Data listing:
(begin)

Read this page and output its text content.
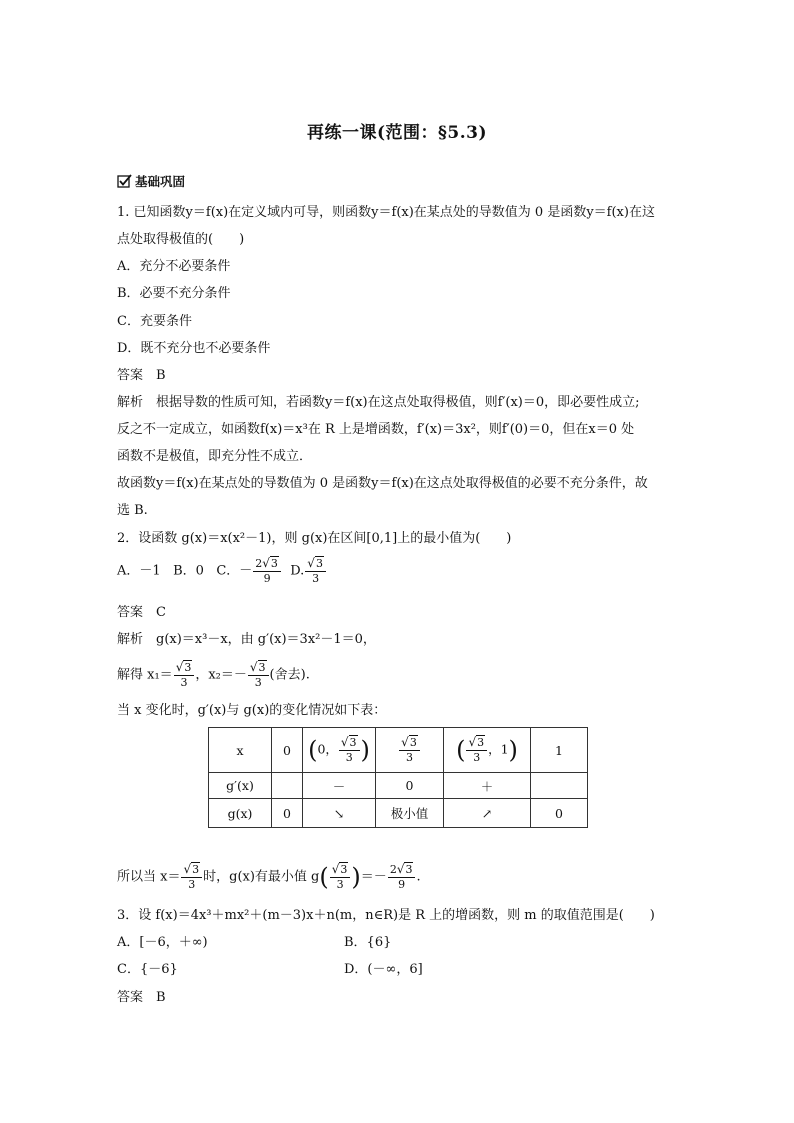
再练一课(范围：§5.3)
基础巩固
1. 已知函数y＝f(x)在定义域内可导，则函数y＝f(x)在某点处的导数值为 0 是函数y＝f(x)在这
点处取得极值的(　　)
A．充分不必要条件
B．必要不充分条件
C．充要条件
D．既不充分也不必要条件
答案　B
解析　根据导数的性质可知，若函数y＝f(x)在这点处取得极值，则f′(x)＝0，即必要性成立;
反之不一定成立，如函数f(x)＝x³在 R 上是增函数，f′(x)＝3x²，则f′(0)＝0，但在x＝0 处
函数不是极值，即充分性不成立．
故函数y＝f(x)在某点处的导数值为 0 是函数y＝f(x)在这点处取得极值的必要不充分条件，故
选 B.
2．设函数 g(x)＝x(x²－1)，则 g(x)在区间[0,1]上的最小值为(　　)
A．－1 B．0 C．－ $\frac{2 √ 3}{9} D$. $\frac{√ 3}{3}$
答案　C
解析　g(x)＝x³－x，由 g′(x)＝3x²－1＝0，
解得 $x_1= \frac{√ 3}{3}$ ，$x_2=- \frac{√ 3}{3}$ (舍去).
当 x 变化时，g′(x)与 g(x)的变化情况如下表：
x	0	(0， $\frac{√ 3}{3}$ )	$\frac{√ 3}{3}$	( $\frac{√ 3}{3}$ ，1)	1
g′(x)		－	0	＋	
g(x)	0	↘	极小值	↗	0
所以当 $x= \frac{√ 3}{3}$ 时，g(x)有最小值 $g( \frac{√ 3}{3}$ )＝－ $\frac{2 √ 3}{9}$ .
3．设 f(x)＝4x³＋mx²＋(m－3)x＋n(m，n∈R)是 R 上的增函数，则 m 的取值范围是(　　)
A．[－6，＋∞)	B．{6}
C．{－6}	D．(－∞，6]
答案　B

(end)

= Objective =
All the lines above are to be given again exactly as they read, with the pictures removed.

= Correct answer =
Read this page and output its text content.
再练一课(范围：§5.3)
基础巩固
1. 已知函数y＝f(x)在定义域内可导，则函数y＝f(x)在某点处的导数值为 0 是函数y＝f(x)在这
点处取得极值的(　　)
A．充分不必要条件
B．必要不充分条件
C．充要条件
D．既不充分也不必要条件
答案　B
解析　根据导数的性质可知，若函数y＝f(x)在这点处取得极值，则f′(x)＝0，即必要性成立;
反之不一定成立，如函数f(x)＝x³在 R 上是增函数，f′(x)＝3x²，则f′(0)＝0，但在x＝0 处
函数不是极值，即充分性不成立．
故函数y＝f(x)在某点处的导数值为 0 是函数y＝f(x)在这点处取得极值的必要不充分条件，故
选 B.
2．设函数 g(x)＝x(x²－1)，则 g(x)在区间[0,1]上的最小值为(　　)
A．－1 B．0 C．－ $\frac{2 √ 3}{9} D$. $\frac{√ 3}{3}$
答案　C
解析　g(x)＝x³－x，由 g′(x)＝3x²－1＝0，
解得 $x_1= \frac{√ 3}{3}$ ，$x_2=- \frac{√ 3}{3}$ (舍去).
当 x 变化时，g′(x)与 g(x)的变化情况如下表：
x	0	(0， $\frac{√ 3}{3}$ )	$\frac{√ 3}{3}$	( $\frac{√ 3}{3}$ ，1)	1
g′(x)		－	0	＋	
g(x)	0	↘	极小值	↗	0
所以当 $x= \frac{√ 3}{3}$ 时，g(x)有最小值 $g( \frac{√ 3}{3}$ )＝－ $\frac{2 √ 3}{9}$ .
3．设 f(x)＝4x³＋mx²＋(m－3)x＋n(m，n∈R)是 R 上的增函数，则 m 的取值范围是(　　)
A．[－6，＋∞)	B．{6}
C．{－6}	D．(－∞，6]
答案　B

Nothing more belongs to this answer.